Locate each line below that includes "houses" and reproduce it.
## Begin Given information
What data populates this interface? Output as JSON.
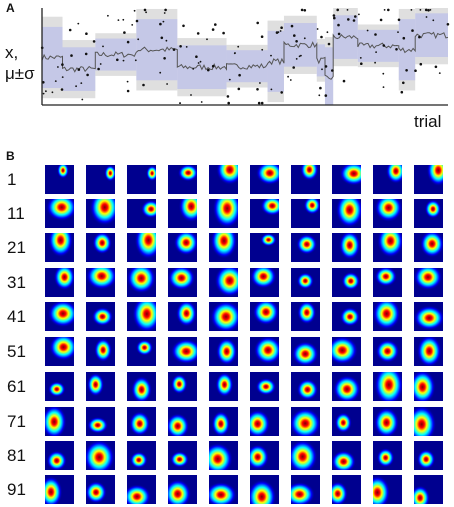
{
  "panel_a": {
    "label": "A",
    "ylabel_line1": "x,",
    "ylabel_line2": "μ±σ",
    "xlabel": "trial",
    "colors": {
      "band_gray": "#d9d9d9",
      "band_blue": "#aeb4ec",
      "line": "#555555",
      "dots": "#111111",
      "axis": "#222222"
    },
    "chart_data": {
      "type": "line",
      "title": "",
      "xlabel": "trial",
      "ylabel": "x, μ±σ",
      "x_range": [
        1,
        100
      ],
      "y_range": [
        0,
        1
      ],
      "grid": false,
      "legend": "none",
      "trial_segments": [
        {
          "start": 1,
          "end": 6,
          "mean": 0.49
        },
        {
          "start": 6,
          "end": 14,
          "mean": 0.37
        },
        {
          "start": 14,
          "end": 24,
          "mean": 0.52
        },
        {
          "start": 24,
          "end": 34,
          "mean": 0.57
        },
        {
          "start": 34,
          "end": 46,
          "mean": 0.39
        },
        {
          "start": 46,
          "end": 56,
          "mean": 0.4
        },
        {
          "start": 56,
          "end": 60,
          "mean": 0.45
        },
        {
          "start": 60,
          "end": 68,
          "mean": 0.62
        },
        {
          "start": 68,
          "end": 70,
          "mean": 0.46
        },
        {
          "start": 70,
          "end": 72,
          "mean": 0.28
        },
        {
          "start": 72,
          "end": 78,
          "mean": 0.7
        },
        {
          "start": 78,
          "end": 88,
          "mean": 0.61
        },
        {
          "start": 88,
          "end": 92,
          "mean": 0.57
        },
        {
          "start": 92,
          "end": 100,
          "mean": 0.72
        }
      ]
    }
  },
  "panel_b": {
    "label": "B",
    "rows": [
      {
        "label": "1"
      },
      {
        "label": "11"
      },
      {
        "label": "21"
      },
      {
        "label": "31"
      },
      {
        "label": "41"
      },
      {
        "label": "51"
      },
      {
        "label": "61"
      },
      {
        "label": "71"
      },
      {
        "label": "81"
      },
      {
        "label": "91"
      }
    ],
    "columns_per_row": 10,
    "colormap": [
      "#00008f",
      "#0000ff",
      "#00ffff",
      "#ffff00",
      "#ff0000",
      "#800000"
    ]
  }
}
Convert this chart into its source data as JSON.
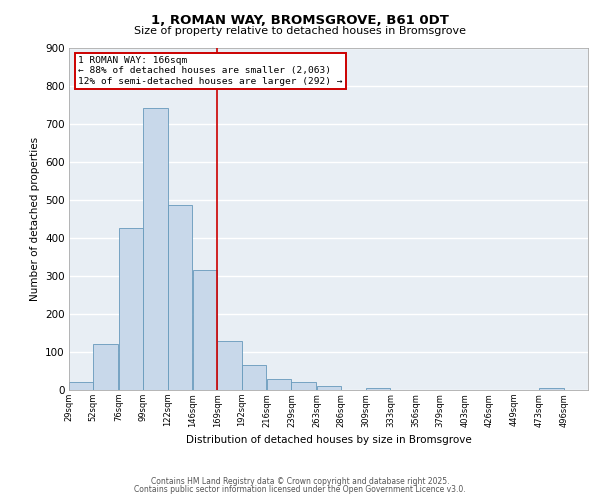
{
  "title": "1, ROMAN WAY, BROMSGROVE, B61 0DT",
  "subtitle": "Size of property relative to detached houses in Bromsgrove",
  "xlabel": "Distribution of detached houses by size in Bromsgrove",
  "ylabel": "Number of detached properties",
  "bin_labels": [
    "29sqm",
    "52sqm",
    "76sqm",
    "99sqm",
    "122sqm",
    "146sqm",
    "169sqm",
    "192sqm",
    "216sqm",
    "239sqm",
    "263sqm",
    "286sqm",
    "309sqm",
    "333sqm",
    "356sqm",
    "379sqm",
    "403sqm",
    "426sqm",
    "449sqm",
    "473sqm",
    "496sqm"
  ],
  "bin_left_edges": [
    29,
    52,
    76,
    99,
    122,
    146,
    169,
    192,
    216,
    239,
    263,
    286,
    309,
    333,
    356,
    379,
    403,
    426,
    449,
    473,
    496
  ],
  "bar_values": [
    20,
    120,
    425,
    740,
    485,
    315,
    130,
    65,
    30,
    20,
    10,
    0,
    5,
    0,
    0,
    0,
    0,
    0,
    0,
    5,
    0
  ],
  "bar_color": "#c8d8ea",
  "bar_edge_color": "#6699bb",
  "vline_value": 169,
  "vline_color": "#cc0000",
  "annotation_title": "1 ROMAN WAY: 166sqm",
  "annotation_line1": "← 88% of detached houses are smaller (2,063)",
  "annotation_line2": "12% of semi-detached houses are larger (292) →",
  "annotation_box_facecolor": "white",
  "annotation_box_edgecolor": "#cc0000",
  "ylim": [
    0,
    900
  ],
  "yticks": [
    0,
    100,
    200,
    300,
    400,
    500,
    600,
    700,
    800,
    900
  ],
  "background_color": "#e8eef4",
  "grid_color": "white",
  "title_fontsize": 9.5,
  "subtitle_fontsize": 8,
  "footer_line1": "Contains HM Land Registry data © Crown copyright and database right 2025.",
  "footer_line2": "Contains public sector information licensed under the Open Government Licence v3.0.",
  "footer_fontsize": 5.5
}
## End Given information
## Begin Given information
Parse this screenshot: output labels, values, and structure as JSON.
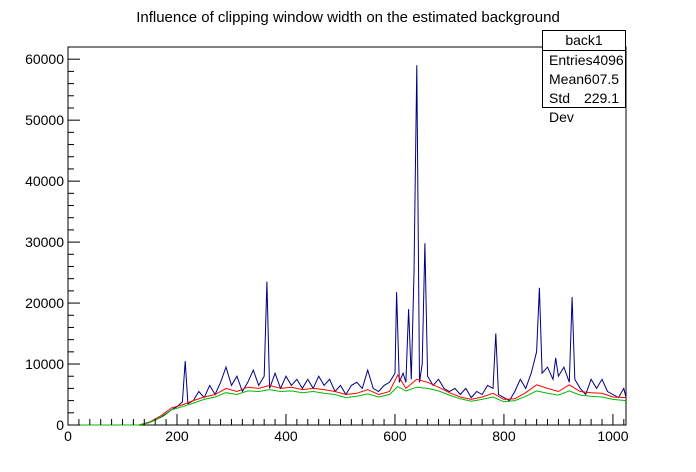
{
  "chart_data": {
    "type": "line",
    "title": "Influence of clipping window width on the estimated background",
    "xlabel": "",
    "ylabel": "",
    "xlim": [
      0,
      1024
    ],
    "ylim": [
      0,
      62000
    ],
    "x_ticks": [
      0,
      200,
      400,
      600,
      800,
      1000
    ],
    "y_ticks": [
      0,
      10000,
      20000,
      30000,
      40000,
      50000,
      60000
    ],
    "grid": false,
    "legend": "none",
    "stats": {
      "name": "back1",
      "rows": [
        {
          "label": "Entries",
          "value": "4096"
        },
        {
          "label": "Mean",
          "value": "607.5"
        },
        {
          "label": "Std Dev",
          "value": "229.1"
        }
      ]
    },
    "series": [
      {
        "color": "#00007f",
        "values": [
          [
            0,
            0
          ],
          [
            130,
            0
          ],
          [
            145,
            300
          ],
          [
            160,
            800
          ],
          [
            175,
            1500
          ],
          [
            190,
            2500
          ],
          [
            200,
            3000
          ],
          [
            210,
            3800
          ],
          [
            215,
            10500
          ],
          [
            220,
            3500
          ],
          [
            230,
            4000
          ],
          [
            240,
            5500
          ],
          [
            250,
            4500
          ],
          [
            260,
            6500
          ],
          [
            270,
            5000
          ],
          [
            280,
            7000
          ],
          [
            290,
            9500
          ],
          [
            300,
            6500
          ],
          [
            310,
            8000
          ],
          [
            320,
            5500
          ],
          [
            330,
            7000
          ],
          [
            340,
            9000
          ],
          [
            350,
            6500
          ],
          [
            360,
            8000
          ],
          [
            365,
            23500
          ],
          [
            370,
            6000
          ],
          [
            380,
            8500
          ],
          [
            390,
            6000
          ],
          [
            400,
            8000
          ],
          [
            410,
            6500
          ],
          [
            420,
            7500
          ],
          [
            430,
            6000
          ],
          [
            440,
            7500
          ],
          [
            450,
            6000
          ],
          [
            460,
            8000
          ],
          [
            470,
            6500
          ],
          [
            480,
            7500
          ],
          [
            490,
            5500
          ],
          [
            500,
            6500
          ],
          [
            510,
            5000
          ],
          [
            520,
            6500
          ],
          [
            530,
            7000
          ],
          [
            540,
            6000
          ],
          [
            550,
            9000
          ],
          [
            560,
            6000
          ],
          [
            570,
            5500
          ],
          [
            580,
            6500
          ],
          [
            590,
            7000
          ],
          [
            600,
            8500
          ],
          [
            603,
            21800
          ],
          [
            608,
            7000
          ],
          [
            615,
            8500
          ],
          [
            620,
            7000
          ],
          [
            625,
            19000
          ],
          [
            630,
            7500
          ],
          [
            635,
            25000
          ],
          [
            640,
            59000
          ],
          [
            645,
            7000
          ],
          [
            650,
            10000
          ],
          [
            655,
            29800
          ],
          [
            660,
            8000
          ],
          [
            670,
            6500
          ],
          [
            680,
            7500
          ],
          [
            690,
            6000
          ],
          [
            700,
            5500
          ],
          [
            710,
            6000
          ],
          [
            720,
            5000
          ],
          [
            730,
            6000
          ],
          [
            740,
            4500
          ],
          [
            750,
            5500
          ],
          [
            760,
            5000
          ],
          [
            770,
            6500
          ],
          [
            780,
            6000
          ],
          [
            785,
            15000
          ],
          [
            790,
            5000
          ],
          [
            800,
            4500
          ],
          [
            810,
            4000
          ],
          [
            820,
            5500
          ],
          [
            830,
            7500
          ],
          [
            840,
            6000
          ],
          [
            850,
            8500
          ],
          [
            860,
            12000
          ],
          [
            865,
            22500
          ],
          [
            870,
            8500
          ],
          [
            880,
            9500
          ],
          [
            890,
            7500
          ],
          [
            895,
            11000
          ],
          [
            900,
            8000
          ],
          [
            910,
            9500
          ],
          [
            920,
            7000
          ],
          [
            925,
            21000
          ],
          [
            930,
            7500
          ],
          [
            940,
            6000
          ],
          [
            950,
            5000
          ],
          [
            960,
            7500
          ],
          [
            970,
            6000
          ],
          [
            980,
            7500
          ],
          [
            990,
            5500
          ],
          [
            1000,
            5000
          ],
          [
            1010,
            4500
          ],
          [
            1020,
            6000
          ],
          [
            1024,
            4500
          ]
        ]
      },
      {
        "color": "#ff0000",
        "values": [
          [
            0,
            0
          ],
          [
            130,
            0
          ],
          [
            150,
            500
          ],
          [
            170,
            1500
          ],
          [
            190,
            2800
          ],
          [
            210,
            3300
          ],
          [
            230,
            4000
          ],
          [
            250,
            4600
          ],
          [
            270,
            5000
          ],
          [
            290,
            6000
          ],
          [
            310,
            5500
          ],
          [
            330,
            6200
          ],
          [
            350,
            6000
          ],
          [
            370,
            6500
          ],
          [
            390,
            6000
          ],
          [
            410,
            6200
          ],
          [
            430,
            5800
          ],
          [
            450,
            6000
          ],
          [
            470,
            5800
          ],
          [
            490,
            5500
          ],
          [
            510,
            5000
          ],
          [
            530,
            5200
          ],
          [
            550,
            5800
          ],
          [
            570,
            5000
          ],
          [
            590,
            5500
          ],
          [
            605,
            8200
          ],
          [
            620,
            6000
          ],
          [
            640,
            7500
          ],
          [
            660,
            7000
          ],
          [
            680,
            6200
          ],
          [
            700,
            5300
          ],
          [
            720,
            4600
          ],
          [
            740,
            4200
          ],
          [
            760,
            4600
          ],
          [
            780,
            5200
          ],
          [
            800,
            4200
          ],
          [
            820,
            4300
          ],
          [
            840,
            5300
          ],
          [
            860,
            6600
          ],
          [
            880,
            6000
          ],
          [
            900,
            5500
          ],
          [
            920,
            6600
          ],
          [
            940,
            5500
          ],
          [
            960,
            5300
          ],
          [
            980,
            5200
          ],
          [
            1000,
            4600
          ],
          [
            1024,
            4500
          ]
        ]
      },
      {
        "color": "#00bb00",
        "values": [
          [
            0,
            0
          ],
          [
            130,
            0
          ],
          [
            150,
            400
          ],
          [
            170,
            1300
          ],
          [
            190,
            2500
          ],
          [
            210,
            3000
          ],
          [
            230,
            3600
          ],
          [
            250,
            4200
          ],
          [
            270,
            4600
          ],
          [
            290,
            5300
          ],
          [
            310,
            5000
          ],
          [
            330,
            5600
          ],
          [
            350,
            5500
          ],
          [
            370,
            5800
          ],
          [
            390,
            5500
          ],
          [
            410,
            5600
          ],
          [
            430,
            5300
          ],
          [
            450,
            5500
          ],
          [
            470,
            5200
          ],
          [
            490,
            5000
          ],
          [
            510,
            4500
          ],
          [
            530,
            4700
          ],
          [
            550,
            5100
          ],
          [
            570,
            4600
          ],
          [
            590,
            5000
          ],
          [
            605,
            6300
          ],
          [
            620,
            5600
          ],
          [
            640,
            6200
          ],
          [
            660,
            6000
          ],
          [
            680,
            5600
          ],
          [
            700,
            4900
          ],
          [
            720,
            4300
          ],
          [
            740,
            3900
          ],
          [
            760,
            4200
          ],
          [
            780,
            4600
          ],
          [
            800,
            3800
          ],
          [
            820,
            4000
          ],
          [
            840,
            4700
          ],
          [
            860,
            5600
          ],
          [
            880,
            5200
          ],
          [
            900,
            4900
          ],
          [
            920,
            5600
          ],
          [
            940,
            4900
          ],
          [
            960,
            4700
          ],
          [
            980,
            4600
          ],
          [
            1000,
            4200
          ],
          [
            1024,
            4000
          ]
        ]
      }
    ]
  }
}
## End Given information
## Begin Given information
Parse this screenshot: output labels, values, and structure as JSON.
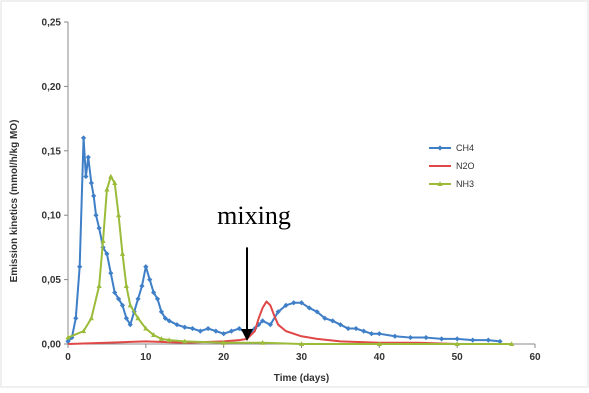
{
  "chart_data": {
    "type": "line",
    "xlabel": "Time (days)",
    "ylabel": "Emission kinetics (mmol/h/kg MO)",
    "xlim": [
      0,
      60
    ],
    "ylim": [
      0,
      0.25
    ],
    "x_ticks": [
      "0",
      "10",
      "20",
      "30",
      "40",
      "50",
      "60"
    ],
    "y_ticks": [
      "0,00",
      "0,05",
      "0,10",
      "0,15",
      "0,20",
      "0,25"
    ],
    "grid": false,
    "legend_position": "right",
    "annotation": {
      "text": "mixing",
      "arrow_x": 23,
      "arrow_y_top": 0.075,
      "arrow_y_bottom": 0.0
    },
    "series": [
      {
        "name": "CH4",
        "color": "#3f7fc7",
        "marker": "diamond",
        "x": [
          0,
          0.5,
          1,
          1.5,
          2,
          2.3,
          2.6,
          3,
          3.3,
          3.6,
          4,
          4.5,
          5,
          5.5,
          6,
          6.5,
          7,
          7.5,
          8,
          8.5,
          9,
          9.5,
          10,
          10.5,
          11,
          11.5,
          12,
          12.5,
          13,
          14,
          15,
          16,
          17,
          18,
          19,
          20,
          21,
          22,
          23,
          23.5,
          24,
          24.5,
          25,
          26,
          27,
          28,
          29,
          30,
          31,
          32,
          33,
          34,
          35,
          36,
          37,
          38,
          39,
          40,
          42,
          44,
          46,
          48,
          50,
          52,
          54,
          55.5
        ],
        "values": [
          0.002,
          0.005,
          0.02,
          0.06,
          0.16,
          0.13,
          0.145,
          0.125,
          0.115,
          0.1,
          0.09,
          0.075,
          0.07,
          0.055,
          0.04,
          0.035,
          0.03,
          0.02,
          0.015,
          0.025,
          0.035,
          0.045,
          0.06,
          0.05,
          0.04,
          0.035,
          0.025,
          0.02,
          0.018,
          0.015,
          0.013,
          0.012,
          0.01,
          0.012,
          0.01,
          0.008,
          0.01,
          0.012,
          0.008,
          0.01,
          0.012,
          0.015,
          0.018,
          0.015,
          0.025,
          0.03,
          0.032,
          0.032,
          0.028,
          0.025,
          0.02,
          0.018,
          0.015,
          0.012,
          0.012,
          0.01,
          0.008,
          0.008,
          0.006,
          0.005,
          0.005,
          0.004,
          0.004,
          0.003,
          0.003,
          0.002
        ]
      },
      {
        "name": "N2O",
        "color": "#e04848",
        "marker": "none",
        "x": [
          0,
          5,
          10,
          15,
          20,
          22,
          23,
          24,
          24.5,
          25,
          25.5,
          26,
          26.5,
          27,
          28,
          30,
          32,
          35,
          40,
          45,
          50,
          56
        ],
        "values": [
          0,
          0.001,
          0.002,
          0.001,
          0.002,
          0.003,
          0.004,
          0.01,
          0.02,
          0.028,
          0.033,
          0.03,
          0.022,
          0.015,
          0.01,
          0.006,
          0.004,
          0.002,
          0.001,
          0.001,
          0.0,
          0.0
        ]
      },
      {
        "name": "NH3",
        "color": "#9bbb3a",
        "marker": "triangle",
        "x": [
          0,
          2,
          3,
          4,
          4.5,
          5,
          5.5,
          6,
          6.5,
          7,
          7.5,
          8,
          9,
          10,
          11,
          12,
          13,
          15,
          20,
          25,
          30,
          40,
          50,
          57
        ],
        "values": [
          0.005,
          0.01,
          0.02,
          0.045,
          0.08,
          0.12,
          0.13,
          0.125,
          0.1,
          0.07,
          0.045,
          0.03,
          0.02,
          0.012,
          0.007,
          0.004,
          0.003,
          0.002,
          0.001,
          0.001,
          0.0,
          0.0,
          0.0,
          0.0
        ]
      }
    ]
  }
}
## End Given information
The completed task:
  "subtitle": "Size of property relative to detached houses in Bromsgrove",
  "xlabel": "Distribution of detached houses by size in Bromsgrove",
  "annotation_line1": "← 88% of detached houses are smaller (2,063)",
  "annotation_line2": "12% of semi-detached houses are larger (292) →",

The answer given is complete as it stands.